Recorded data
□ □ □ □

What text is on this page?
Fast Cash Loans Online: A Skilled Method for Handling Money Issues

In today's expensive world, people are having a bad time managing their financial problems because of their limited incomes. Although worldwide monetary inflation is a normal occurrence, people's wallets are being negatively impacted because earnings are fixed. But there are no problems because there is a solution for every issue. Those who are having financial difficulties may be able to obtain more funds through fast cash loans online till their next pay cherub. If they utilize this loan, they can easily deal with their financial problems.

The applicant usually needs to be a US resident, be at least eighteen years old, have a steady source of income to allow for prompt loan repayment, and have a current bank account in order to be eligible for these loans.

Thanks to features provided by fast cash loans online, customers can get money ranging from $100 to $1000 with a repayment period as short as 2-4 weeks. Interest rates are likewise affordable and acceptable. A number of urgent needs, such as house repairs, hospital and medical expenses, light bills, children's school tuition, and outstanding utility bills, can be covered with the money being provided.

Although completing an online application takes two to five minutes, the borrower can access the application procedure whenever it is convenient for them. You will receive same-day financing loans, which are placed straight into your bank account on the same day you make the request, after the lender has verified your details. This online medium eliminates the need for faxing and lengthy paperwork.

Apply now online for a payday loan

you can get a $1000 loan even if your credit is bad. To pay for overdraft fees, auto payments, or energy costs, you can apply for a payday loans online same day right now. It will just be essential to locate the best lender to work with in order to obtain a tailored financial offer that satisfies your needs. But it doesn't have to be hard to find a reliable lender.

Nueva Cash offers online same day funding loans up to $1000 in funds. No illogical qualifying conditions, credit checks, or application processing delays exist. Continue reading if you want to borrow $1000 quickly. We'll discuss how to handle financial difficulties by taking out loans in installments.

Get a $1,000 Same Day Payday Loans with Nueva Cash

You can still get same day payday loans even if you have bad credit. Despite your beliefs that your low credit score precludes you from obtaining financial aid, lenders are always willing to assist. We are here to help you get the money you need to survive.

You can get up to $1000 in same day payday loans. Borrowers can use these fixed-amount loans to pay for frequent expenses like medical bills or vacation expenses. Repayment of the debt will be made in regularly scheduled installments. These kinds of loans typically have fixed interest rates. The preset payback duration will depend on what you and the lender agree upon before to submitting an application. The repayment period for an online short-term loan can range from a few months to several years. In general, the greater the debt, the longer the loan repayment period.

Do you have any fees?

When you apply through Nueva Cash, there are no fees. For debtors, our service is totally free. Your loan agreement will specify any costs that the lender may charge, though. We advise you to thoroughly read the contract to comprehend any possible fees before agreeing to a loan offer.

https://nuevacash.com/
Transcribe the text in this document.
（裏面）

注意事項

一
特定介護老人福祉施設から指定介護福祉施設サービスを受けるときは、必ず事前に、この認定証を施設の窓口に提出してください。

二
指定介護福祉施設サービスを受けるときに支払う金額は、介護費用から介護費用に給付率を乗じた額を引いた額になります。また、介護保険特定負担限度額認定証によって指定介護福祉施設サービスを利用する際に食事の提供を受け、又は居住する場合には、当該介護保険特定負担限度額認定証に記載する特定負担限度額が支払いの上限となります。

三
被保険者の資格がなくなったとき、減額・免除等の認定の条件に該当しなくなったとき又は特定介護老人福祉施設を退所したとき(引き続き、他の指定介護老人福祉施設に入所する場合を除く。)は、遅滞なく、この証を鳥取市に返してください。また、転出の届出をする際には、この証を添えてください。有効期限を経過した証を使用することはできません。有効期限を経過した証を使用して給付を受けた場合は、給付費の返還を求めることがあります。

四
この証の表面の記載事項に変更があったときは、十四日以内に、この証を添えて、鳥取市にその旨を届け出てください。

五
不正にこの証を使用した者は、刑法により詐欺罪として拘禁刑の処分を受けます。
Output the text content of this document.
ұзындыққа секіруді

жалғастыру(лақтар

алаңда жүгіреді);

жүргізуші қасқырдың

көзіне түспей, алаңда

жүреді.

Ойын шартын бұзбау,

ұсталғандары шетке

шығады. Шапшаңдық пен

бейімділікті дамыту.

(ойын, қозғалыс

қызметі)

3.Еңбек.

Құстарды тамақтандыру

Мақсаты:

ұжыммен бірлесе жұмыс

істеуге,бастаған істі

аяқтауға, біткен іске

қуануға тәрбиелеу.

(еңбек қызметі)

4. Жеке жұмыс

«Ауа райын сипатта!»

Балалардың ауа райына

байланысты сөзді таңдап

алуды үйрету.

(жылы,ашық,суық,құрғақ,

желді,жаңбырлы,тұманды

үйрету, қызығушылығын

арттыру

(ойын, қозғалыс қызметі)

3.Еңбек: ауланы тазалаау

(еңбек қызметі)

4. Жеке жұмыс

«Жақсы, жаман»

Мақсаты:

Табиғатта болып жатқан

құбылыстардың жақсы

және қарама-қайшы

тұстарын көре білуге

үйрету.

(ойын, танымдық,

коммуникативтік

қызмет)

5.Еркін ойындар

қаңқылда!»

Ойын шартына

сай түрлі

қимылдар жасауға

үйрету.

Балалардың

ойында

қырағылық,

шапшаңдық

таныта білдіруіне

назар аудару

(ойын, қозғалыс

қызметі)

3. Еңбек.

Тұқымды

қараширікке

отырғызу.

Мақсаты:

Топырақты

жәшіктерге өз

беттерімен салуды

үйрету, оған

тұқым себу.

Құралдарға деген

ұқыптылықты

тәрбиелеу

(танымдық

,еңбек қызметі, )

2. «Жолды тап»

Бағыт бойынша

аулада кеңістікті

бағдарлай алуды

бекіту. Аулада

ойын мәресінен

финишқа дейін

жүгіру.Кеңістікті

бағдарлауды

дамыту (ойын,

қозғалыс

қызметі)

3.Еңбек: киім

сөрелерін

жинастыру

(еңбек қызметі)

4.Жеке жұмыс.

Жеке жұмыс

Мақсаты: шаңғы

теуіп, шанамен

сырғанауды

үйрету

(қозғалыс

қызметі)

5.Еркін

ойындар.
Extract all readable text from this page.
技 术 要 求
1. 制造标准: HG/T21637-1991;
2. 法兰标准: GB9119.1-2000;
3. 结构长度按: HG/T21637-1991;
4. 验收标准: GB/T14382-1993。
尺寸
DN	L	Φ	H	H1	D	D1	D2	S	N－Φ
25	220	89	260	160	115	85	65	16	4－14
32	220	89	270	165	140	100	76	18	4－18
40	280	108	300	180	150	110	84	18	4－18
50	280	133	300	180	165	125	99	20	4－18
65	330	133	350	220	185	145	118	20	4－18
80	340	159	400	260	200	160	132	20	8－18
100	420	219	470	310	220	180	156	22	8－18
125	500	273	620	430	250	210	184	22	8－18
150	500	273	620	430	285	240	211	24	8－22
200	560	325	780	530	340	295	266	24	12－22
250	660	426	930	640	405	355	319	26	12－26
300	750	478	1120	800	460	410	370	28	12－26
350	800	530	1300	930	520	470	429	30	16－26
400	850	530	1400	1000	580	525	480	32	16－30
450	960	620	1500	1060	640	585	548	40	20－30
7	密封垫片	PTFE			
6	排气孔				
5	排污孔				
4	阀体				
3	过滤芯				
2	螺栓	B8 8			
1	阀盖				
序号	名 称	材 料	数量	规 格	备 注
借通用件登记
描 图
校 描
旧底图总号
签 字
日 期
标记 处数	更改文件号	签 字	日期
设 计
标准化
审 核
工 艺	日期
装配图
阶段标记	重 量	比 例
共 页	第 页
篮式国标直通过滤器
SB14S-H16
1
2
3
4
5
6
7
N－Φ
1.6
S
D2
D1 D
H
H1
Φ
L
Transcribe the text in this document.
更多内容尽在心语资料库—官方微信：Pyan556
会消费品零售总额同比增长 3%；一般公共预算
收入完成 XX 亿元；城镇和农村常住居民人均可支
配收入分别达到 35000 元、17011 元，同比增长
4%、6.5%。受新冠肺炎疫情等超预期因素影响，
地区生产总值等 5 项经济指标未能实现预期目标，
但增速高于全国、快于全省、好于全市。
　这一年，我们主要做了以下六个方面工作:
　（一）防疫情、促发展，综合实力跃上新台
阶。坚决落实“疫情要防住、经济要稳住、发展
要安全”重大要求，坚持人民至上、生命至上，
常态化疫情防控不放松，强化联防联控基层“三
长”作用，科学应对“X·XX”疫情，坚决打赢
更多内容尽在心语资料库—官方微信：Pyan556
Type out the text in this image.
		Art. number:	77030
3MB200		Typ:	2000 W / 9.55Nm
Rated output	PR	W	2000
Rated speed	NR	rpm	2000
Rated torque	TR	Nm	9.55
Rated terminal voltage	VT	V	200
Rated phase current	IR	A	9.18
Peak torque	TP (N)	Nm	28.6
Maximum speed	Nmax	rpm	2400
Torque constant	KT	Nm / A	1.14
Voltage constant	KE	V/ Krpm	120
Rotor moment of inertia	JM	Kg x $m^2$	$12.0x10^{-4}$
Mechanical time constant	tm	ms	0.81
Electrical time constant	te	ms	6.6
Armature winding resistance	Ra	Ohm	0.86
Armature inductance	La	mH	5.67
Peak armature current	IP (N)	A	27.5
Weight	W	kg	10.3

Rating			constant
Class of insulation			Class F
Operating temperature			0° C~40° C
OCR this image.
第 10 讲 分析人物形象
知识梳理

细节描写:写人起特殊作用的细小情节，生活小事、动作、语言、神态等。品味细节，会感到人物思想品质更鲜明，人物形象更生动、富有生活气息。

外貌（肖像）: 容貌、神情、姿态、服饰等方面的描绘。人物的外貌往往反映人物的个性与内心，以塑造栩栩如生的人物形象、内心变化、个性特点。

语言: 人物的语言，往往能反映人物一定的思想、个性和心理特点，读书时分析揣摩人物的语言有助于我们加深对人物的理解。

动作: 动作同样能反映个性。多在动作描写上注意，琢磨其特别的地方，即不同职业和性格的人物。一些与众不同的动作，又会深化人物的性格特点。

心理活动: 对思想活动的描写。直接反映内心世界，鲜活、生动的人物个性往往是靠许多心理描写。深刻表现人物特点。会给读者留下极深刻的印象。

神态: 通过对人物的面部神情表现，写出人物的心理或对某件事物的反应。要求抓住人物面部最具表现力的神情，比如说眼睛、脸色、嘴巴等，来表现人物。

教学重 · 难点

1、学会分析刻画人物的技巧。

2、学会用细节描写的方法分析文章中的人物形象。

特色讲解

□ □ □ □

_EXERCISE AIM:_ Tell how many lines of the material above hold "text", answering with a bare number.

_SOLUTION BELOW:_ 6